Selected excerpt:
-=-=-=-=-
At the same time, the transition of Medicare-eligible seniors from PAPs to Part D coverage will be far from seamless. The new drug benefit doesn't align perfectly with existing PAPs, so many seniors on PAPs who had benefited from free or sharply reduced prices for their medicines are worse off on Part D plans.
Pharmaceutical companies must carefully decide what support they will offer to PAP members. Those decisions include whether Medicare enrollees should continue to be eligible for company-sponsored PAPS, how best to encourage them to sign up for Medicare, and how to ensure that patients who do switch coverage continue to receive the medicines they require.
Nearly one-third (2.5 million) of the estimated eight million Americans currently enrolled in PAPs are over age 65 and are eligible to participate in the government's drug benefit program, available to all seniors and disabled individuals who qualify for Medicare, regardless of financial status. Historically, Medicare has covered hospital stays and in-patient medications; patients had to pay for medications out of pocket or enroll in a prescription drug plan to obtain their routine medications. To help those patients who could not afford their drugs, companies created PAPs, which offered free or reduced-priced therapies to qualified low-income patients, as determined by the manufacturer providing the program. The first PAPs were established more than 25 years ago, by such companies as Astra and Hoechst-Roussell. Today, PAPs are an industry standard, with companies' programs distributing $4 billion worth of drugs to needy patients in 2004, according to PhRMA.
The Medicare Part D program is truly beneficial for impoverished patients who live at the federal poverty level (FPL)—$9,570 for an individual, $12,830 for a two-member household—or up to 150 percent over the FPL, if they qualify for the low-income subsidy. Those patients will receive their medication with a very modest out-of-pocket cost, a nominal co-pay of $1 to $3, and pay no monthly premium.
-=-=-=-=-
Exercise instructions:
Using the passage on Medicare Part D and patient assistance programs, explain why drug companies created PAPs.

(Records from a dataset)
-=-=-=-=-
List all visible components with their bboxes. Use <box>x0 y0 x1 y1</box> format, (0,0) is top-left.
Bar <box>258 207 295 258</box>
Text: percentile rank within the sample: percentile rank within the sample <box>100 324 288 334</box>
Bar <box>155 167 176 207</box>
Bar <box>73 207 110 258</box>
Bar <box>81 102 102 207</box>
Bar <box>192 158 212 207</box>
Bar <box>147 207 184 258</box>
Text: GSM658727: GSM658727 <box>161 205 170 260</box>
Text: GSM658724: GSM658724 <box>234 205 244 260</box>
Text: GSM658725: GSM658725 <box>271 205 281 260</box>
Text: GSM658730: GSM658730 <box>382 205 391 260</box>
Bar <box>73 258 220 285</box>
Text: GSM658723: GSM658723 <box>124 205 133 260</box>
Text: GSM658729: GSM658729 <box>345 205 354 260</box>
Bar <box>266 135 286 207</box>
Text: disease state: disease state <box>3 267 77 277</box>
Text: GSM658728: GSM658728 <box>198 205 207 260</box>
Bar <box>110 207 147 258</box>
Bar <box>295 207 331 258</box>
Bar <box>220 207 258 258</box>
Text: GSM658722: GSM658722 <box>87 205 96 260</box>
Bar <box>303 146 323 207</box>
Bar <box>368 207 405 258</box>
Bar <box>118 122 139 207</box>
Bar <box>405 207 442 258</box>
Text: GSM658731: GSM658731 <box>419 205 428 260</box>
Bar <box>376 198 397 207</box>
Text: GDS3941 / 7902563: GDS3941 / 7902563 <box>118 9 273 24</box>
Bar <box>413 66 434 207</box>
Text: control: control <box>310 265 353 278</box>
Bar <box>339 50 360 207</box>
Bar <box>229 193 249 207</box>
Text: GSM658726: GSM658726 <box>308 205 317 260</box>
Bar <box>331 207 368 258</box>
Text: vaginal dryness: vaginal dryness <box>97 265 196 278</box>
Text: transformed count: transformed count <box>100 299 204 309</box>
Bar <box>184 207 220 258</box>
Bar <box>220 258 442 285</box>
-=-=-=-=-
Result of this task:
Medicare historically covered hospital stays and in-patient medications, so patients had to pay out of pocket or enroll in a prescription drug plan to get their routine medications. Companies created PAPs to help patients who could not afford their drugs. The programs offered free or reduced-price therapies to low-income patients who qualified under criteria set by the manufacturer.